WHAT IS EXPECTED — Write the entries below out again exactly; any picture in them stays out.

DATA TO USE —
§
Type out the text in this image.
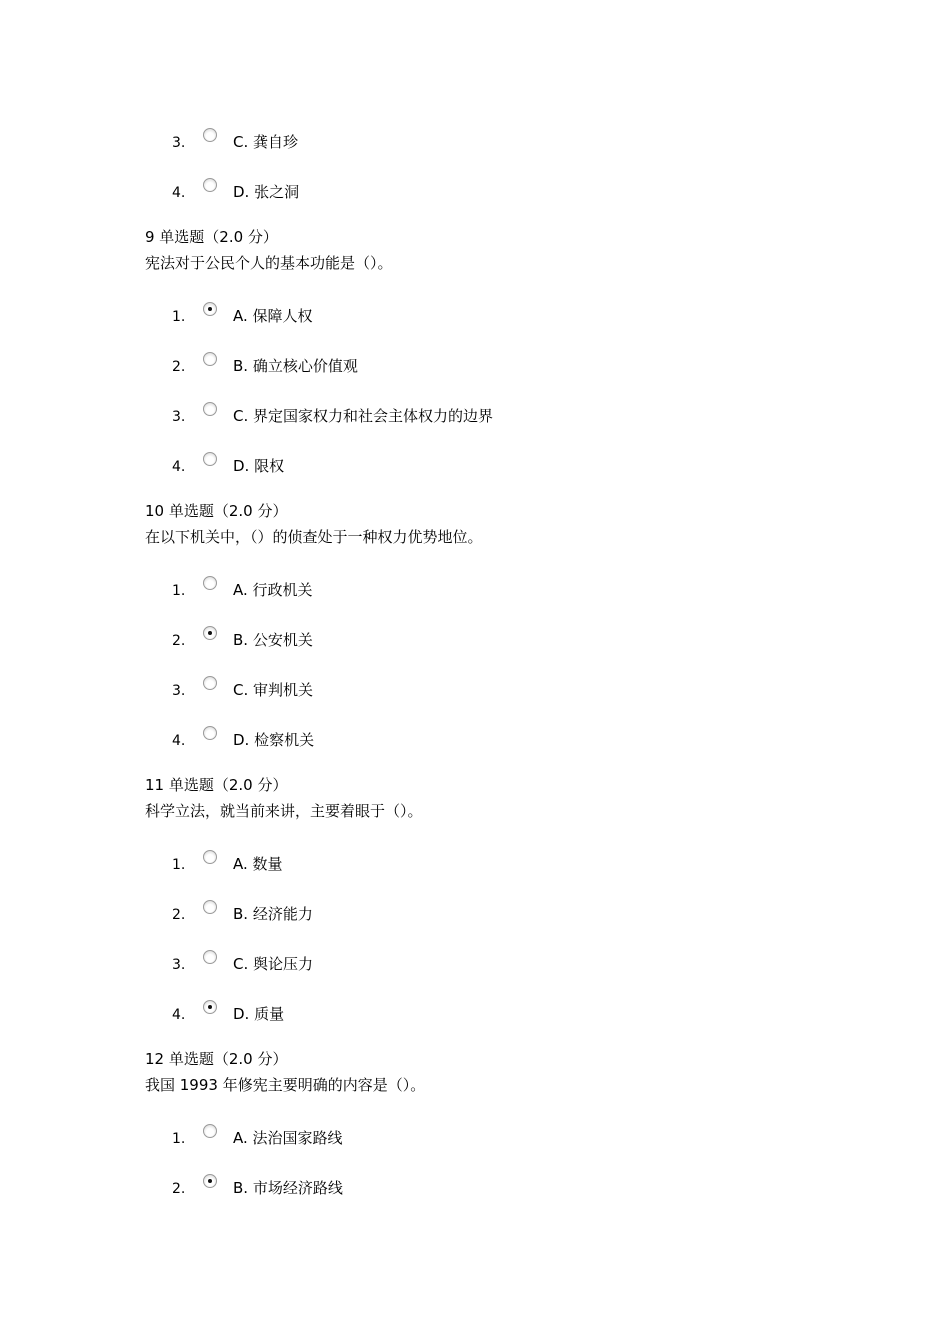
3.	C. 龚自珍
4.	D. 张之洞
9 单选题（2.0 分）
宪法对于公民个人的基本功能是（）。
1.	A. 保障人权
2.	B. 确立核心价值观
3.	C. 界定国家权力和社会主体权力的边界
4.	D. 限权
10 单选题（2.0 分）
在以下机关中，（）的侦查处于一种权力优势地位。
1.	A. 行政机关
2.	B. 公安机关
3.	C. 审判机关
4.	D. 检察机关
11 单选题（2.0 分）
科学立法，就当前来讲，主要着眼于（）。
1.	A. 数量
2.	B. 经济能力
3.	C. 舆论压力
4.	D. 质量
12 单选题（2.0 分）
我国 1993 年修宪主要明确的内容是（）。
1.	A. 法治国家路线
2.	B. 市场经济路线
§
EXERCISE SOLUTION —
Type out the text in this image.
3.	C. 龚自珍
4.	D. 张之洞
9 单选题（2.0 分）
宪法对于公民个人的基本功能是（）。
1.	A. 保障人权
2.	B. 确立核心价值观
3.	C. 界定国家权力和社会主体权力的边界
4.	D. 限权
10 单选题（2.0 分）
在以下机关中，（）的侦查处于一种权力优势地位。
1.	A. 行政机关
2.	B. 公安机关
3.	C. 审判机关
4.	D. 检察机关
11 单选题（2.0 分）
科学立法，就当前来讲，主要着眼于（）。
1.	A. 数量
2.	B. 经济能力
3.	C. 舆论压力
4.	D. 质量
12 单选题（2.0 分）
我国 1993 年修宪主要明确的内容是（）。
1.	A. 法治国家路线
2.	B. 市场经济路线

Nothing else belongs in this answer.